Goal | Count the lines containing "bottom". Give the number alone.
* START The records *
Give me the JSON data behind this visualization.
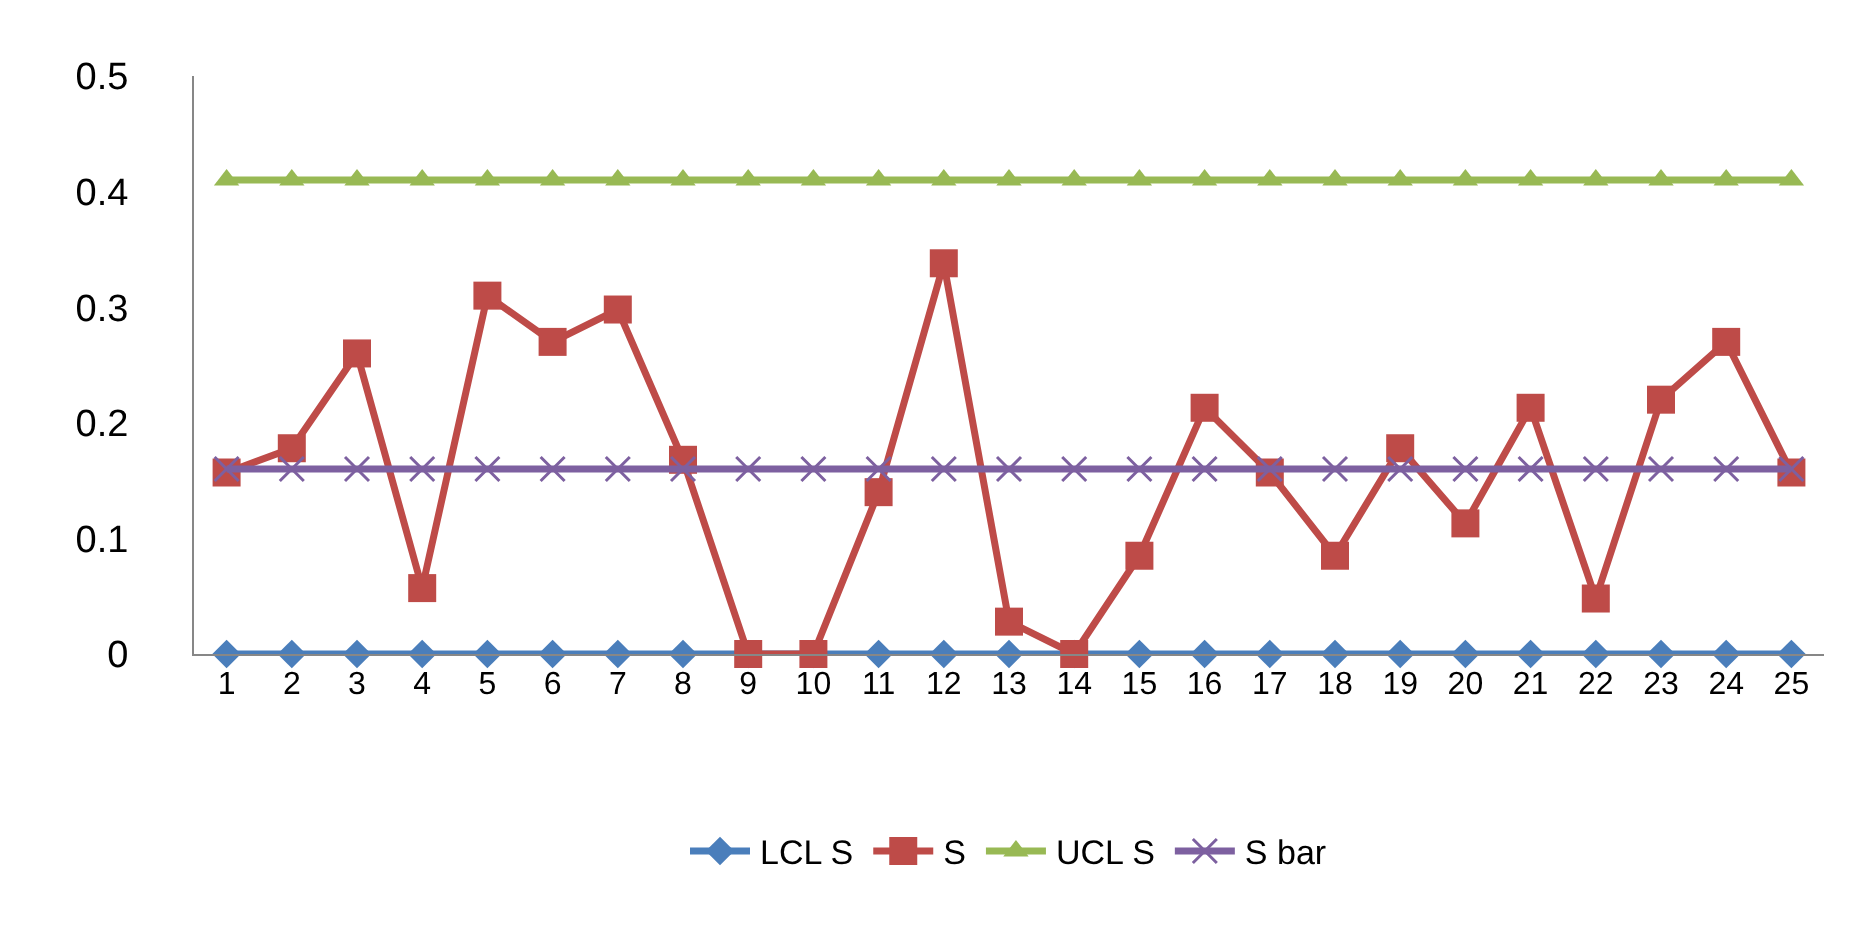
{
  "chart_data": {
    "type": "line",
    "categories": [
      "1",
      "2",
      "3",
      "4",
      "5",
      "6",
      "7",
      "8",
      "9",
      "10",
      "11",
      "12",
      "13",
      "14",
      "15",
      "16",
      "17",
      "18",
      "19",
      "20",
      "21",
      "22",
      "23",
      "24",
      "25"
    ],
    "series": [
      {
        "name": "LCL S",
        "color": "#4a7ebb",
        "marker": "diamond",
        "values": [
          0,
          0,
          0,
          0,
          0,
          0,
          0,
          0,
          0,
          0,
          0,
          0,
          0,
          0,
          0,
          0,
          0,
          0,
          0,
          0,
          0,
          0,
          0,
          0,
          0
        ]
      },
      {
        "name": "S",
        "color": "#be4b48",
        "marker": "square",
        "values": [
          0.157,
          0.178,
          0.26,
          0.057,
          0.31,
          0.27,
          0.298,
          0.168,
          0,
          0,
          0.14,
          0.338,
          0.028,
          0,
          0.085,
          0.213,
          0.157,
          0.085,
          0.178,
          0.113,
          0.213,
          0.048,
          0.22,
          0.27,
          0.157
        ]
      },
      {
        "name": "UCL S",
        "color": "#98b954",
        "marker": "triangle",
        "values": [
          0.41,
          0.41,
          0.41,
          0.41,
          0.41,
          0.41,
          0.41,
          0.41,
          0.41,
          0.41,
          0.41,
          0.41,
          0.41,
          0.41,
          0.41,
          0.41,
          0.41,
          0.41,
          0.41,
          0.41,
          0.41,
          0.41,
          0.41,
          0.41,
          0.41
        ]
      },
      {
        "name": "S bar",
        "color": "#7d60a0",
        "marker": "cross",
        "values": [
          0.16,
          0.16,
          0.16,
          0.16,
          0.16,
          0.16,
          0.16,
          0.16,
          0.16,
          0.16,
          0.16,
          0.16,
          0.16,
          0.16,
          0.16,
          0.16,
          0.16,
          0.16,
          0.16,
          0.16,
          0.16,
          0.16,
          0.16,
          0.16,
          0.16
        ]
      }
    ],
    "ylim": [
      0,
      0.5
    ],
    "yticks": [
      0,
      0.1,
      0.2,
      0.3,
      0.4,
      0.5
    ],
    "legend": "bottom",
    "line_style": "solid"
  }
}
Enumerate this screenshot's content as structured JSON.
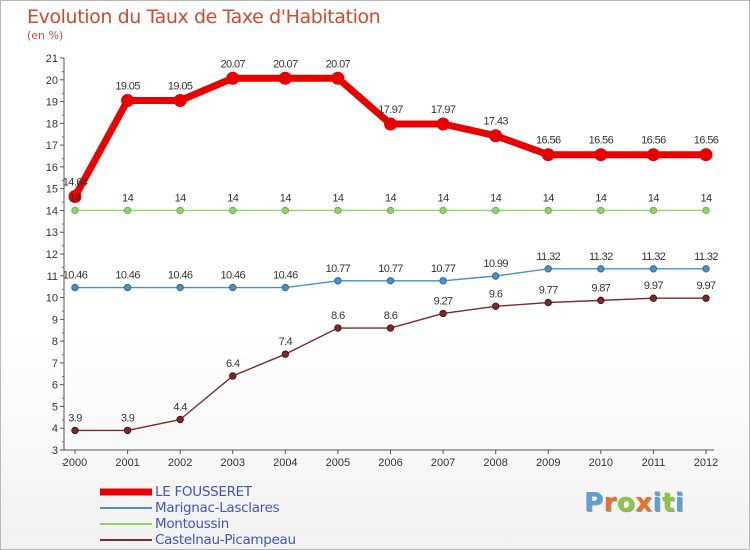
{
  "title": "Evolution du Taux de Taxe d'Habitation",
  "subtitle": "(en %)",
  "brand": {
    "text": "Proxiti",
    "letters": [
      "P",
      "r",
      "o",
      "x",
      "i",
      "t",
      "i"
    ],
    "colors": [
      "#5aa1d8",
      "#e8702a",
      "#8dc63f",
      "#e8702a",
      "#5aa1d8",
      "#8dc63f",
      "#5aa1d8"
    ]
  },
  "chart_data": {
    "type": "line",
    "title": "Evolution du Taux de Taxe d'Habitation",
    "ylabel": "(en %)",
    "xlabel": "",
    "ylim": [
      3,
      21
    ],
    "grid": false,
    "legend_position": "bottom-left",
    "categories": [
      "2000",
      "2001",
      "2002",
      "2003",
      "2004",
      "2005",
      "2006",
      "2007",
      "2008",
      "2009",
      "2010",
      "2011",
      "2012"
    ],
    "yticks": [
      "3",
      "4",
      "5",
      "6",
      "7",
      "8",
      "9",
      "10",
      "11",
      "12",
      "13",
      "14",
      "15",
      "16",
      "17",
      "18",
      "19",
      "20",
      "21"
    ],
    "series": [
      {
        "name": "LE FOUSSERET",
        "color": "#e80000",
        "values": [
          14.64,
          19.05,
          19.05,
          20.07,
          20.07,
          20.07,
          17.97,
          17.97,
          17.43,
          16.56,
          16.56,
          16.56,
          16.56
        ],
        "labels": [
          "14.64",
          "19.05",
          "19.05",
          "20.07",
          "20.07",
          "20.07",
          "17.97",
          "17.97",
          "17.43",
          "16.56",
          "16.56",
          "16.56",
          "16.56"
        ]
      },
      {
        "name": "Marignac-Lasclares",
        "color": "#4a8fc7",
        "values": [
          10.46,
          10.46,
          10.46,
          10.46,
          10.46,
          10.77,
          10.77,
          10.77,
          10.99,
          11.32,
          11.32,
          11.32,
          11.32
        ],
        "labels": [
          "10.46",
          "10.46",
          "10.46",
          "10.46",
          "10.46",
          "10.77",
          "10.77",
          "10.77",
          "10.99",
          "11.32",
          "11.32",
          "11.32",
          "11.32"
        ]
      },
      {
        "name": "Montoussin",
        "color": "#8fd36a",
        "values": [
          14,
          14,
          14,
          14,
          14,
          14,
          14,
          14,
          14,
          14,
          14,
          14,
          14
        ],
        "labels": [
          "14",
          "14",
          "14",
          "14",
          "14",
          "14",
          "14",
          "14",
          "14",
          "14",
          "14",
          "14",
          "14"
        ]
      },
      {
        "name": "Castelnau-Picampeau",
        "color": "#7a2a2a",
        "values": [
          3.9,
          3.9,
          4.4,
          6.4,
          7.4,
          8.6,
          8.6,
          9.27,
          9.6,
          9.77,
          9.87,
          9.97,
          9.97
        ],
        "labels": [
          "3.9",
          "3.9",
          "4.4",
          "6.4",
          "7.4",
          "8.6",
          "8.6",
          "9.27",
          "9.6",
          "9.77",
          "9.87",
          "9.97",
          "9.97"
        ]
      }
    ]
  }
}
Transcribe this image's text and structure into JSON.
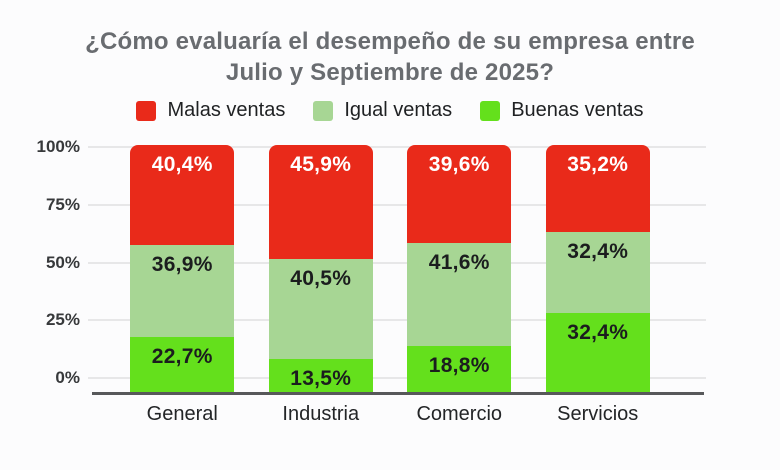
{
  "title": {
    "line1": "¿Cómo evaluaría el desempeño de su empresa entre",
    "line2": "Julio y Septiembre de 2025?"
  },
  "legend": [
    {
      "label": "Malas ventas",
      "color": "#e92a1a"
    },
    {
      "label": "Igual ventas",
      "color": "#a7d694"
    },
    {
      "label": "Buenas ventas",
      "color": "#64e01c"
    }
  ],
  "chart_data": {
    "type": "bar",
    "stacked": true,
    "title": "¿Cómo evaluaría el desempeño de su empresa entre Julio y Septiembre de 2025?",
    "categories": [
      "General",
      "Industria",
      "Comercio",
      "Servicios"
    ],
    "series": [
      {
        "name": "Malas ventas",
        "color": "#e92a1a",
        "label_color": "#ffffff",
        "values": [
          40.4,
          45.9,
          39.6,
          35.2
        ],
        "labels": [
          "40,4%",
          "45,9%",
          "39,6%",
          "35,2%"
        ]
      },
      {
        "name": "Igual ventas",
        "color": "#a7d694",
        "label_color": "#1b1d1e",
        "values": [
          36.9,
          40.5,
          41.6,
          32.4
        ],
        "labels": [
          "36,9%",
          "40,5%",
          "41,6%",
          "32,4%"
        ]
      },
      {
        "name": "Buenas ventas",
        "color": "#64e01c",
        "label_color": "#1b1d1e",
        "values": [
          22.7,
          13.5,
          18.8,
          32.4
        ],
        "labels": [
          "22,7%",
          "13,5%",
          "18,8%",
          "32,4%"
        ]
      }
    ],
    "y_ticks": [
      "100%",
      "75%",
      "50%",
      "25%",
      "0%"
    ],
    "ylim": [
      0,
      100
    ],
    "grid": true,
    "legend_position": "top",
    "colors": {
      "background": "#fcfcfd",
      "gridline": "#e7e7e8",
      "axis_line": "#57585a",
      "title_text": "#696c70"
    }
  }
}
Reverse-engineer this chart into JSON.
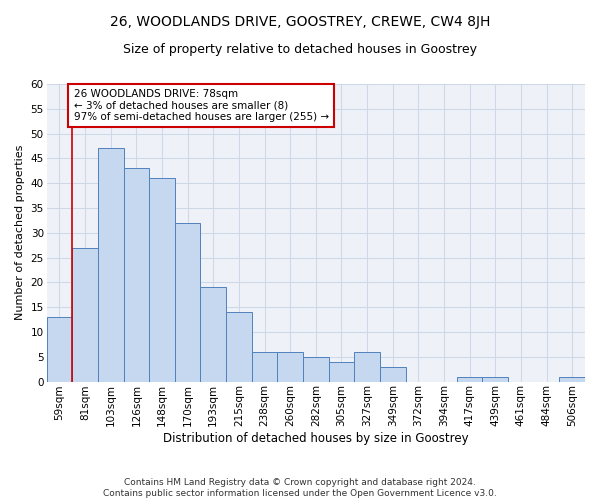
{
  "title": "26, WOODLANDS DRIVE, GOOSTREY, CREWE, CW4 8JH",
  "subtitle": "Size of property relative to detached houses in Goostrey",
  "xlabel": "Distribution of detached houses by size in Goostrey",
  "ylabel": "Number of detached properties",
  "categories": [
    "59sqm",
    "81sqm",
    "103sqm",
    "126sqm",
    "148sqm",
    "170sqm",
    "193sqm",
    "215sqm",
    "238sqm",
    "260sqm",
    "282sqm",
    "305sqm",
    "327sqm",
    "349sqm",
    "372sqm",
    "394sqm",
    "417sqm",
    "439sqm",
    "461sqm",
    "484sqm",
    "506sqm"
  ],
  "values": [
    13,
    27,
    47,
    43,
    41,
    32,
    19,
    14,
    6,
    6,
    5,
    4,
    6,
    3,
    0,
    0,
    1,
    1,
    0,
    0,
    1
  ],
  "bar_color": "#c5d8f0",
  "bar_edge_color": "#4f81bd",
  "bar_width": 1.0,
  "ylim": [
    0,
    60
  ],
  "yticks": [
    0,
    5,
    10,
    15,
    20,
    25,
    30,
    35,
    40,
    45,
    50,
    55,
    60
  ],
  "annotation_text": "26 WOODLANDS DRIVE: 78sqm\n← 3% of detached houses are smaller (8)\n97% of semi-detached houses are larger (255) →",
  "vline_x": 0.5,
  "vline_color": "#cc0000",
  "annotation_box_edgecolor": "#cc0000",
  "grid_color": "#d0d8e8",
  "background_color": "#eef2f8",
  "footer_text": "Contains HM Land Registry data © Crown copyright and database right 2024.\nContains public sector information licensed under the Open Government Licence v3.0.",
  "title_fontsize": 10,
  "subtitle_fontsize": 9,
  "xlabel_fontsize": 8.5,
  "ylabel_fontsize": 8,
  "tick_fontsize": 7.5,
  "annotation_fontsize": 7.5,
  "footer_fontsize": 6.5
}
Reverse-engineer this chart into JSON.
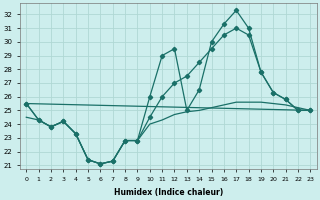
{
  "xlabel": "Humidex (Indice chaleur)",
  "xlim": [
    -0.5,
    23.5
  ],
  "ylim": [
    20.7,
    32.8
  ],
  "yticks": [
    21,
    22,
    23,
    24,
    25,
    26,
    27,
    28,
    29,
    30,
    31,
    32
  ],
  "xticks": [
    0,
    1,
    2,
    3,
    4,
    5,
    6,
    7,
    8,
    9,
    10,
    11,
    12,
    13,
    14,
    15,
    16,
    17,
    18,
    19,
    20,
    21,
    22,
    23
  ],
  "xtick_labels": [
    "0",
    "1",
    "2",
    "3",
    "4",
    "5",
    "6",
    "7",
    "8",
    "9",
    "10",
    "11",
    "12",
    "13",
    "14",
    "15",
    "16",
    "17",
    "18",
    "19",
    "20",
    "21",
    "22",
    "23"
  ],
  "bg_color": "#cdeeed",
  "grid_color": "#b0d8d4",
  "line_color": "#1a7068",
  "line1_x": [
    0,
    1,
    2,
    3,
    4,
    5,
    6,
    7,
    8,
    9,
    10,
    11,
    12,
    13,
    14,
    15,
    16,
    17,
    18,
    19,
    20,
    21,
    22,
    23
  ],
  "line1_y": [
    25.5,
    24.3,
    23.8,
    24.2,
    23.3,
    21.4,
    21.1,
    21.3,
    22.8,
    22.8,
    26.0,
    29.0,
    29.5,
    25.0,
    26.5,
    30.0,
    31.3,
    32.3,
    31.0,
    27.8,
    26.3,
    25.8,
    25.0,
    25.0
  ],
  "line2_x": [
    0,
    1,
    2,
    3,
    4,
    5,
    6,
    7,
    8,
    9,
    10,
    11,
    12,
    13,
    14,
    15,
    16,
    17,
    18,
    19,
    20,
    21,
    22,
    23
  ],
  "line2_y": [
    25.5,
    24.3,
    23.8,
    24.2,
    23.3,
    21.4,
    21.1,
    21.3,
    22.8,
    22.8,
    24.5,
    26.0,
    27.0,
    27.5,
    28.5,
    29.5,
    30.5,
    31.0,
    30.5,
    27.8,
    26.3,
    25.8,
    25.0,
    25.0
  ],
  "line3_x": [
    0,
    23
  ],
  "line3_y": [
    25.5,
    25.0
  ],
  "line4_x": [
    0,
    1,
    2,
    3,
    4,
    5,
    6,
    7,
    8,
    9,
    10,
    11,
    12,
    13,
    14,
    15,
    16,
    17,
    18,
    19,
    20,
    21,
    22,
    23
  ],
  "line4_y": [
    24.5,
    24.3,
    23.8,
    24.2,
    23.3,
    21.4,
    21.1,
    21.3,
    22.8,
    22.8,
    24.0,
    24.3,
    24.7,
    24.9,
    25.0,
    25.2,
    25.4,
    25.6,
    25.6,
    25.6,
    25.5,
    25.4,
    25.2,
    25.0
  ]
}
* END The records *
Correct result | 2